▶ **A block of data**
_ _ _ _

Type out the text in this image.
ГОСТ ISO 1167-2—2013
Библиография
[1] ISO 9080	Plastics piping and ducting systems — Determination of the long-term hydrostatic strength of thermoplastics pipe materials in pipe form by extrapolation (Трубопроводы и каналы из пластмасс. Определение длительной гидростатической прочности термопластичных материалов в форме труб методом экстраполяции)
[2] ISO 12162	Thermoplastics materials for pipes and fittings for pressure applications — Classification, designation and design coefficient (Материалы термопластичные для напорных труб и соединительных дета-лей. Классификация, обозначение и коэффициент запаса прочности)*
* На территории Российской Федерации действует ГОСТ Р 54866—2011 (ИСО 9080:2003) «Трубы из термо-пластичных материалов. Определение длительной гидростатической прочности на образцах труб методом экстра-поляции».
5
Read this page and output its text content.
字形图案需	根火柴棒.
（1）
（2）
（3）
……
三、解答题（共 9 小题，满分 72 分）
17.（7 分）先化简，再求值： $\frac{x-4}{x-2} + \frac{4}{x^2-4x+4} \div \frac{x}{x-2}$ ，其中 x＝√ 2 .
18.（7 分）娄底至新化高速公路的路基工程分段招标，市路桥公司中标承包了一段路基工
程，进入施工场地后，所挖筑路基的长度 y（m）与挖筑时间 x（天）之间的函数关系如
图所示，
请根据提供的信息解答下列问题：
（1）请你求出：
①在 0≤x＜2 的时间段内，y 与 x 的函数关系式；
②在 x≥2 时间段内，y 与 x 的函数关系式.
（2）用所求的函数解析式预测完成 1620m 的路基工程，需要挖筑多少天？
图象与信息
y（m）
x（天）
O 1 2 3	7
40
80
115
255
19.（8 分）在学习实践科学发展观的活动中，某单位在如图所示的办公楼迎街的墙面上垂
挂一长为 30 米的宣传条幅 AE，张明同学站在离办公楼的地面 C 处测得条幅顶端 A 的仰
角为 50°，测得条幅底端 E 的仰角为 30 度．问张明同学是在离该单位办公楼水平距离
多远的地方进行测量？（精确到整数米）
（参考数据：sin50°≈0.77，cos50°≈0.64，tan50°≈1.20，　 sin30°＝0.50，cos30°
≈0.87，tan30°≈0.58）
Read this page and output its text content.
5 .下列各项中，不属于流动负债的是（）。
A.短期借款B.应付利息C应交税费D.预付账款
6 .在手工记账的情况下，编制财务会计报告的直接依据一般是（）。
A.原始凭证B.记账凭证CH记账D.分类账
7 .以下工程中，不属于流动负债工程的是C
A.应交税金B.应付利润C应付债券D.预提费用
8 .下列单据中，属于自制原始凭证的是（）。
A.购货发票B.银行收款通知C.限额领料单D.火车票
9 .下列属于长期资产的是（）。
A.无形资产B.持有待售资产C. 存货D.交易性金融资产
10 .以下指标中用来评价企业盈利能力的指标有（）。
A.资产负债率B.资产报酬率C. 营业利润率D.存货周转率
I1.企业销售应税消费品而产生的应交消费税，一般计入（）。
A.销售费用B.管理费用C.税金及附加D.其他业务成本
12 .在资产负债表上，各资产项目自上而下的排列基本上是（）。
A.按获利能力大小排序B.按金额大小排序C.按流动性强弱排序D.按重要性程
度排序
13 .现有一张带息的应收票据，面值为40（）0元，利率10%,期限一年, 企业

_ _ _ _

▶ **Aim of the exercise**
Tally the lines of the material above that contain the word "ГОСТ" and report the total alone.

▶ **Right answer**
2